What you will do: Count the lines containing "Sustainability" in the entries underneath, and state that count without anything else.

Stored records:
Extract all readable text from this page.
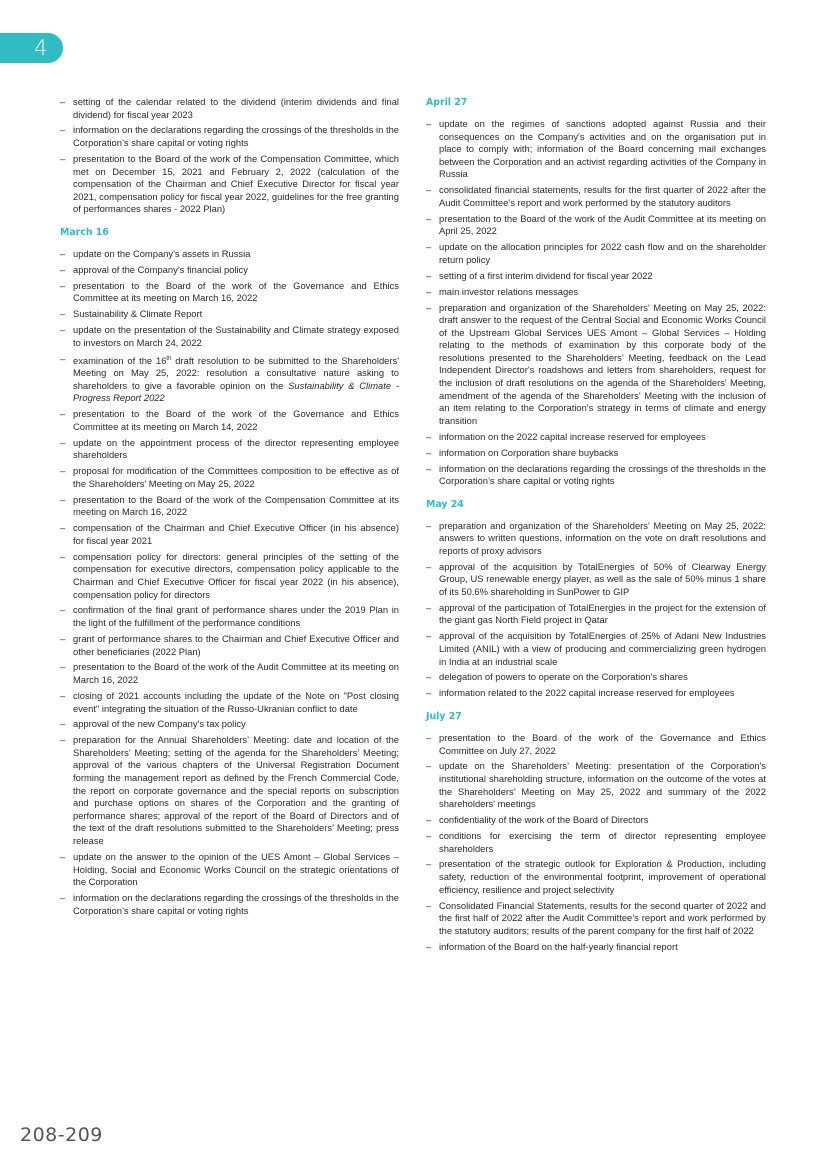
4
– setting of the calendar related to the dividend (interim dividends and final dividend) for fiscal year 2023
– information on the declarations regarding the crossings of the thresholds in the Corporation’s share capital or voting rights
– presentation to the Board of the work of the Compensation Committee, which met on December 15, 2021 and February 2, 2022 (calculation of the compensation of the Chairman and Chief Executive Director for fiscal year 2021, compensation policy for fiscal year 2022, guidelines for the free granting of performances shares - 2022 Plan)
March 16
– update on the Company's assets in Russia
– approval of the Company’s financial policy
– presentation to the Board of the work of the Governance and Ethics Committee at its meeting on March 16, 2022
– Sustainability & Climate Report
– update on the presentation of the Sustainability and Climate strategy exposed to investors on March 24, 2022
– examination of the 16th draft resolution to be submitted to the Shareholders' Meeting on May 25, 2022: resolution a consultative nature asking to shareholders to give a favorable opinion on the Sustainability & Climate - Progress Report 2022
– presentation to the Board of the work of the Governance and Ethics Committee at its meeting on March 14, 2022
– update on the appointment process of the director representing employee shareholders
– proposal for modification of the Committees composition to be effective as of the Shareholders' Meeting on May 25, 2022
– presentation to the Board of the work of the Compensation Committee at its meeting on March 16, 2022
– compensation of the Chairman and Chief Executive Officer (in his absence) for fiscal year 2021
– compensation policy for directors: general principles of the setting of the compensation for executive directors, compensation policy applicable to the Chairman and Chief Executive Officer for fiscal year 2022 (in his absence), compensation policy for directors
– confirmation of the final grant of performance shares under the 2019 Plan in the light of the fulfillment of the performance conditions
– grant of performance shares to the Chairman and Chief Executive Officer and other beneficiaries (2022 Plan)
– presentation to the Board of the work of the Audit Committee at its meeting on March 16, 2022
– closing of 2021 accounts including the update of the Note on "Post closing event" integrating the situation of the Russo-Ukranian conflict to date
– approval of the new Company's tax policy
– preparation for the Annual Shareholders’ Meeting: date and location of the Shareholders’ Meeting; setting of the agenda for the Shareholders’ Meeting; approval of the various chapters of the Universal Registration Document forming the management report as defined by the French Commercial Code, the report on corporate governance and the special reports on subscription and purchase options on shares of the Corporation and the granting of performance shares; approval of the report of the Board of Directors and of the text of the draft resolutions submitted to the Shareholders’ Meeting; press release
– update on the answer to the opinion of the UES Amont – Global Services – Holding, Social and Economic Works Council on the strategic orientations of the Corporation
– information on the declarations regarding the crossings of the thresholds in the Corporation’s share capital or voting rights
April 27
– update on the regimes of sanctions adopted against Russia and their consequences on the Company's activities and on the organisation put in place to comply with; information of the Board concerning mail exchanges between the Corporation and an activist regarding activities of the Company in Russia
– consolidated financial statements, results for the first quarter of 2022 after the Audit Committee’s report and work performed by the statutory auditors
– presentation to the Board of the work of the Audit Committee at its meeting on April 25, 2022
– update on the allocation principles for 2022 cash flow and on the shareholder return policy
– setting of a first interim dividend for fiscal year 2022
– main investor relations messages
– preparation and organization of the Shareholders' Meeting on May 25, 2022: draft answer to the request of the Central Social and Economic Works Council of the Upstream Global Services UES Amont – Global Services – Holding relating to the methods of examination by this corporate body of the resolutions presented to the Shareholders' Meeting, feedback on the Lead Independent Director's roadshows and letters from shareholders, request for the inclusion of draft resolutions on the agenda of the Shareholders' Meeting, amendment of the agenda of the Shareholders' Meeting with the inclusion of an item relating to the Corporation's strategy in terms of climate and energy transition
– information on the 2022 capital increase reserved for employees
– information on Corporation share buybacks
– information on the declarations regarding the crossings of the thresholds in the Corporation’s share capital or voting rights
May 24
– preparation and organization of the Shareholders' Meeting on May 25, 2022: answers to written questions, information on the vote on draft resolutions and reports of proxy advisors
– approval of the acquisition by TotalEnergies of 50% of Clearway Energy Group, US renewable energy player, as well as the sale of 50% minus 1 share of its 50.6% shareholding in SunPower to GIP
– approval of the participation of TotalEnergies in the project for the extension of the giant gas North Field project in Qatar
– approval of the acquisition by TotalEnergies of 25% of Adani New Industries Limited (ANIL) with a view of producing and commercializing green hydrogen in India at an industrial scale
– delegation of powers to operate on the Corporation's shares
– information related to the 2022 capital increase reserved for employees
July 27
– presentation to the Board of the work of the Governance and Ethics Committee on July 27, 2022
– update on the Shareholders’ Meeting: presentation of the Corporation's institutional shareholding structure, information on the outcome of the votes at the Shareholders’ Meeting on May 25, 2022 and summary of the 2022 shareholders' meetings
– confidentiality of the work of the Board of Directors
– conditions for exercising the term of director representing employee shareholders
– presentation of the strategic outlook for Exploration & Production, including safety, reduction of the environmental footprint, improvement of operational efficiency, resilience and project selectivity
– Consolidated Financial Statements, results for the second quarter of 2022 and the first half of 2022 after the Audit Committee’s report and work performed by the statutory auditors; results of the parent company for the first half of 2022
– information of the Board on the half-yearly financial report
208-209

Written solution: 3